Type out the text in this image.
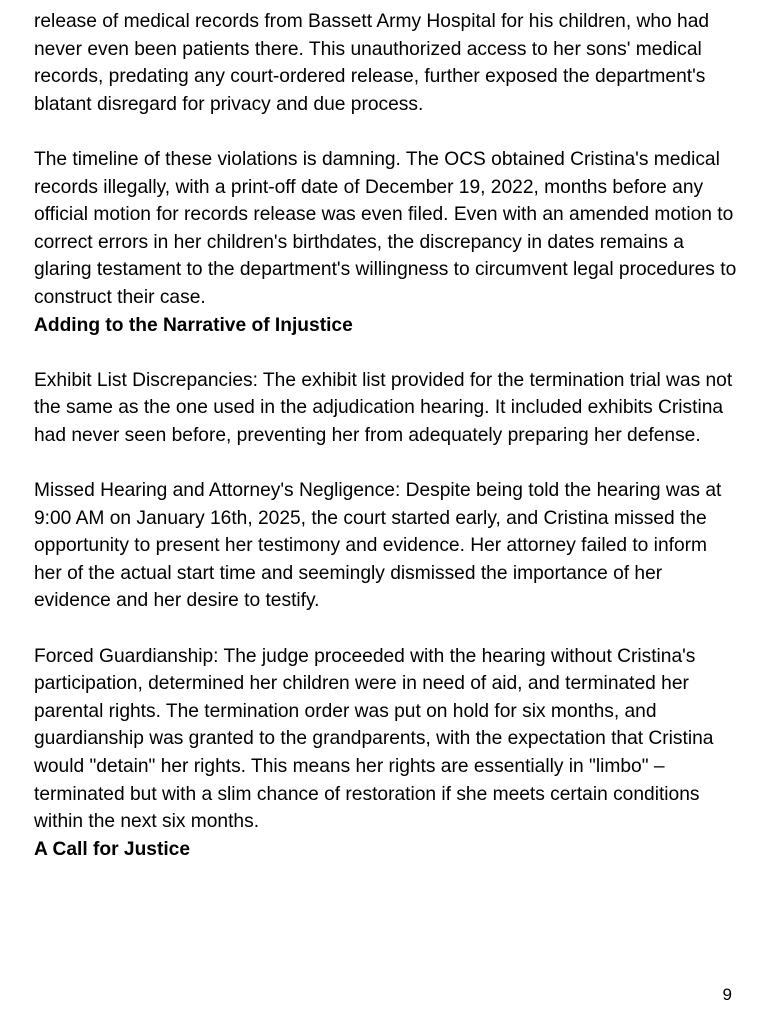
release of medical records from Bassett Army Hospital for his children, who had never even been patients there. This unauthorized access to her sons' medical records, predating any court-ordered release, further exposed the department's blatant disregard for privacy and due process.

The timeline of these violations is damning. The OCS obtained Cristina's medical records illegally, with a print-off date of December 19, 2022, months before any official motion for records release was even filed. Even with an amended motion to correct errors in her children's birthdates, the discrepancy in dates remains a glaring testament to the department's willingness to circumvent legal procedures to construct their case.

Adding to the Narrative of Injustice

Exhibit List Discrepancies: The exhibit list provided for the termination trial was not the same as the one used in the adjudication hearing. It included exhibits Cristina had never seen before, preventing her from adequately preparing her defense.

Missed Hearing and Attorney's Negligence: Despite being told the hearing was at 9:00 AM on January 16th, 2025, the court started early, and Cristina missed the opportunity to present her testimony and evidence. Her attorney failed to inform her of the actual start time and seemingly dismissed the importance of her evidence and her desire to testify.

Forced Guardianship: The judge proceeded with the hearing without Cristina's participation, determined her children were in need of aid, and terminated her parental rights. The termination order was put on hold for six months, and guardianship was granted to the grandparents, with the expectation that Cristina would "detain" her rights. This means her rights are essentially in "limbo" – terminated but with a slim chance of restoration if she meets certain conditions within the next six months.

A Call for Justice
9
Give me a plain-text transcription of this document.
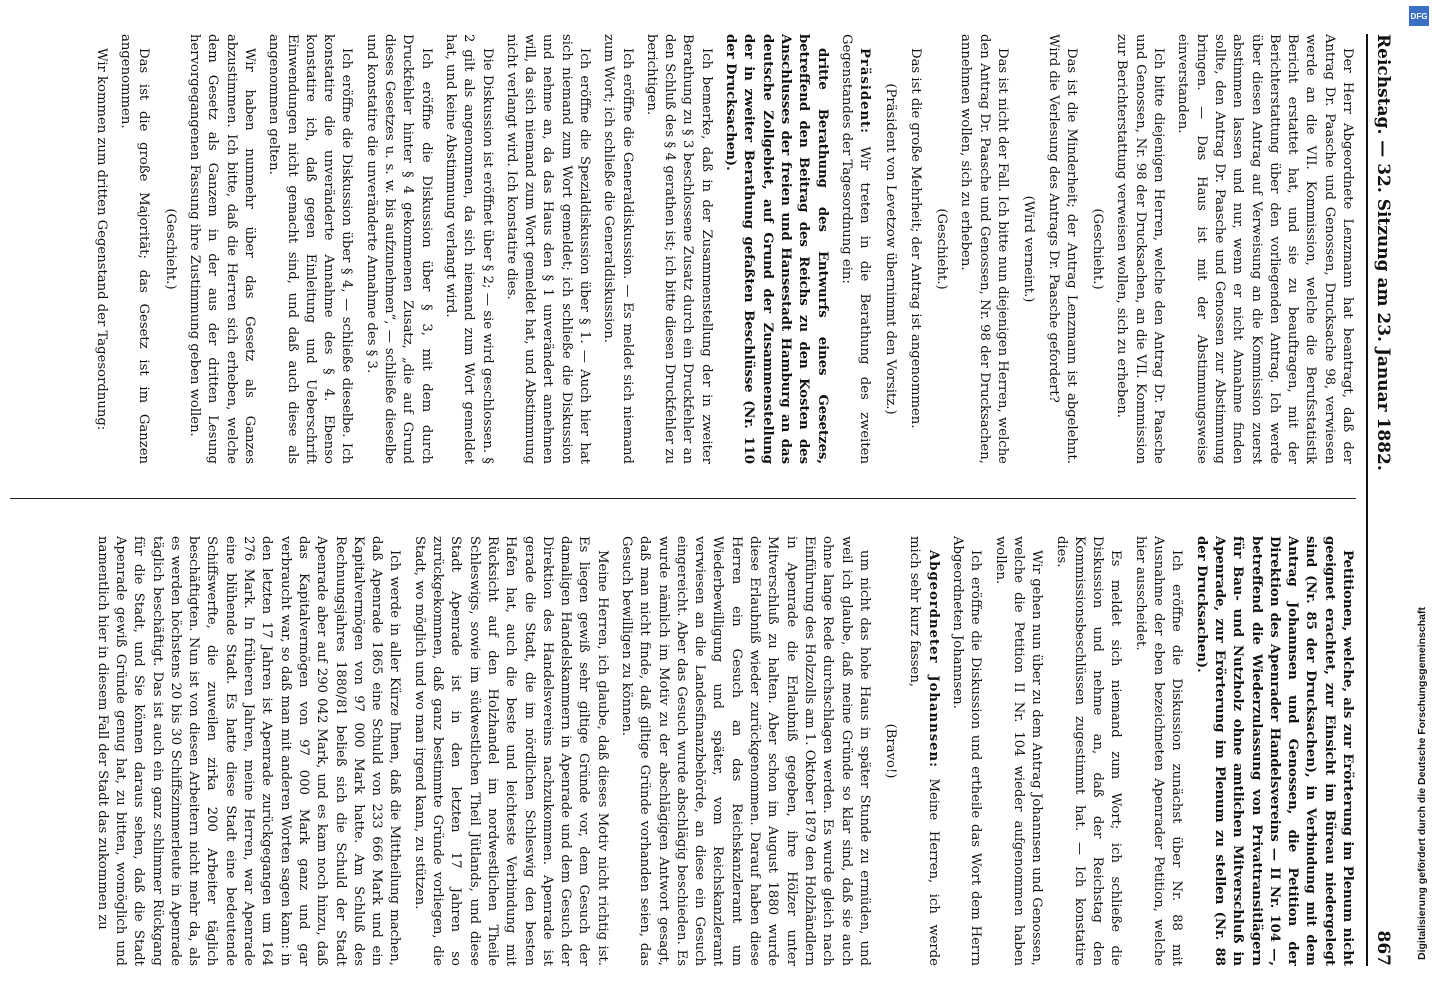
Reichstag. — 32. Sitzung am 23. Januar 1882.
867

Der Herr Abgeordnete Lenzmann hat beantragt, daß der Antrag Dr. Paasche und Genossen, Drucksache 98, verwiesen werde an die VII. Kommission, welche die Berufsstatistik Bericht erstattet hat, und sie zu beauftragen, mit der Berichterstattung über den vorliegenden Antrag. Ich werde über diesen Antrag auf Verweisung an die Kommission zuerst abstimmen lassen und nur, wenn er nicht Annahme finden sollte, den Antrag Dr. Paasche und Genossen zur Abstimmung bringen. — Das Haus ist mit der Abstimmungsweise einverstanden.

Ich bitte diejenigen Herren, welche den Antrag Dr. Paasche und Genossen, Nr. 98 der Drucksachen, an die VII. Kommission zur Berichterstattung verweisen wollen, sich zu erheben.

(Geschieht.)

Das ist die Minderheit; der Antrag Lenzmann ist abgelehnt. Wird die Verlesung des Antrags Dr. Paasche gefordert?

(Wird verneint.)

Das ist nicht der Fall. Ich bitte nun diejenigen Herren, welche den Antrag Dr. Paasche und Genossen, Nr. 98 der Drucksachen, annehmen wollen, sich zu erheben.

(Geschieht.)

Das ist die große Mehrheit; der Antrag ist angenommen.

(Präsident von Levetzow übernimmt den Vorsitz.)

Präsident: Wir treten in die Berathung des zweiten Gegenstandes der Tagesordnung ein:

dritte Berathung des Entwurfs eines Gesetzes, betreffend den Beitrag des Reichs zu den Kosten des Anschlusses der freien und Hansestadt Hamburg an das deutsche Zollgebiet, auf Grund der Zusammenstellung der in zweiter Berathung gefaßten Beschlüsse (Nr. 110 der Drucksachen).

Ich bemerke, daß in der Zusammenstellung der in zweiter Berathung zu § 3 beschlossene Zusatz durch ein Druckfehler an den Schluß des § 4 gerathen ist; ich bitte diesen Druckfehler zu berichtigen.

Ich eröffne die Generaldiskussion. — Es meldet sich niemand zum Wort; ich schließe die Generaldiskussion.

Ich eröffne die Spezialdiskussion über § 1. — Auch hier hat sich niemand zum Wort gemeldet; ich schließe die Diskussion und nehme an, da das Haus den § 1 unverändert annehmen will, da sich niemand zum Wort gemeldet hat, und Abstimmung nicht verlangt wird. Ich konstatire dies.

Die Diskussion ist eröffnet über § 2; — sie wird geschlossen. § 2 gilt als angenommen, da sich niemand zum Wort gemeldet hat, und keine Abstimmung verlangt wird.

Ich eröffne die Diskussion über § 3, mit dem durch Druckfehler hinter § 4 gekommenen Zusatz, „die auf Grund dieses Gesetzes u. s. w. bis aufzunehmen“, — schließe dieselbe und konstatire die unveränderte Annahme des § 3.

Ich eröffne die Diskussion über § 4, — schließe dieselbe. Ich konstatire die unveränderte Annahme des § 4. Ebenso konstatire ich, daß gegen Einleitung und Ueberschrift Einwendungen nicht gemacht sind, und daß auch diese als angenommen gelten.

Wir haben nunmehr über das Gesetz als Ganzes abzustimmen. Ich bitte, daß die Herren sich erheben, welche dem Gesetz als Ganzem in der aus der dritten Lesung hervorgegangenen Fassung ihre Zustimmung geben wollen.

(Geschieht.)

Das ist die große Majorität; das Gesetz ist im Ganzen angenommen.

Wir kommen zum dritten Gegenstand der Tagesordnung:

Petitionen, welche, als zur Erörterung im Plenum nicht geeignet erachtet, zur Einsicht im Büreau niedergelegt sind (Nr. 85 der Drucksachen), in Verbindung mit dem Antrag Johannsen und Genossen, die Petition der Direktion des Apenrader Handelsvereins — II Nr. 104 —, betreffend die Wiederzulassung von Privattransitlägern für Bau- und Nutzholz ohne amtlichen Mitverschluß in Apenrade, zur Erörterung im Plenum zu stellen (Nr. 88 der Drucksachen).

Ich eröffne die Diskussion zunächst über Nr. 88 mit Ausnahme der eben bezeichneten Apenrader Petition, welche hier ausscheidet.

Es meldet sich niemand zum Wort; ich schließe die Diskussion und nehme an, daß der Reichstag den Kommissionsbeschlüssen zugestimmt hat. — Ich konstatire dies.

Wir gehen nun über zu dem Antrag Johannsen und Genossen, welche die Petition II Nr. 104 wieder aufgenommen haben wollen.

Ich eröffne die Diskussion und ertheile das Wort dem Herrn Abgeordneten Johannsen.

Abgeordneter Johannsen: Meine Herren, ich werde mich sehr kurz fassen,

(Bravo!)

um nicht das hohe Haus in später Stunde zu ermüden, und weil ich glaube, daß meine Gründe so klar sind, daß sie auch ohne lange Rede durchschlagen werden. Es wurde gleich nach Einführung des Holzzolls am 1. Oktober 1879 den Holzhändlern in Apenrade die Erlaubniß gegeben, ihre Hölzer unter Mitverschluß zu halten. Aber schon im August 1880 wurde diese Erlaubniß wieder zurückgenommen. Darauf haben diese Herren ein Gesuch an das Reichskanzleramt um Wiederbewilligung und später, vom Reichskanzleramt verwiesen an die Landesfinanzbehörde, an diese ein Gesuch eingereicht. Aber das Gesuch wurde abschlägig beschieden. Es wurde nämlich im Motiv zu der abschlägigen Antwort gesagt, daß man nicht finde, daß giltige Gründe vorhanden seien, das Gesuch bewilligen zu können.

Meine Herren, ich glaube, daß dieses Motiv nicht richtig ist. Es liegen gewiß sehr giltige Gründe vor, dem Gesuch der damaligen Handelskammern in Apenrade und dem Gesuch der Direktion des Handelsvereins nachzukommen. Apenrade ist gerade die Stadt, die im nördlichen Schleswig den besten Hafen hat, auch die beste und leichteste Verbindung mit Rücksicht auf den Holzhandel im nordwestlichen Theile Schleswigs, sowie im südwestlichen Theil Jütlands, und diese Stadt Apenrade ist in den letzten 17 Jahren so zurückgekommen, daß ganz bestimmte Gründe vorliegen, die Stadt, wo möglich und wo man irgend kann, zu stützen.

Ich werde in aller Kürze Ihnen, daß die Mittheilung machen, daß Apenrade 1865 eine Schuld von 233 666 Mark und ein Kapitalvermögen von 97 000 Mark hatte. Am Schluß des Rechnungsjahres 1880/81 beließ sich die Schuld der Stadt Apenrade aber auf 290 042 Mark, und es kam noch hinzu, daß das Kapitalvermögen von 97 000 Mark ganz und gar verbraucht war, so daß man mit anderen Worten sagen kann: in den letzten 17 Jahren ist Apenrade zurückgegangen um 164 276 Mark. In früheren Jahren, meine Herren, war Apenrade eine blühende Stadt. Es hatte diese Stadt eine bedeutende Schiffswerfte, die zuweilen zirka 200 Arbeiter täglich beschäftigten. Nun ist von diesen Arbeitern nicht mehr da, als es werden höchstens 20 bis 30 Schiffszimmerleute in Apenrade täglich beschäftigt. Das ist auch ein ganz schlimmer Rückgang für die Stadt, und Sie können daraus sehen, daß die Stadt Apenrade gewiß Gründe genug hat, zu bitten, womöglich und namentlich hier in diesem Fall der Stadt das zukommen zu

DFG
Digitalisierung gefördert durch die Deutsche Forschungsgemeinschaft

§

Only a number should be given: the count of lines above that contain the word "Präsident".

### Response area
2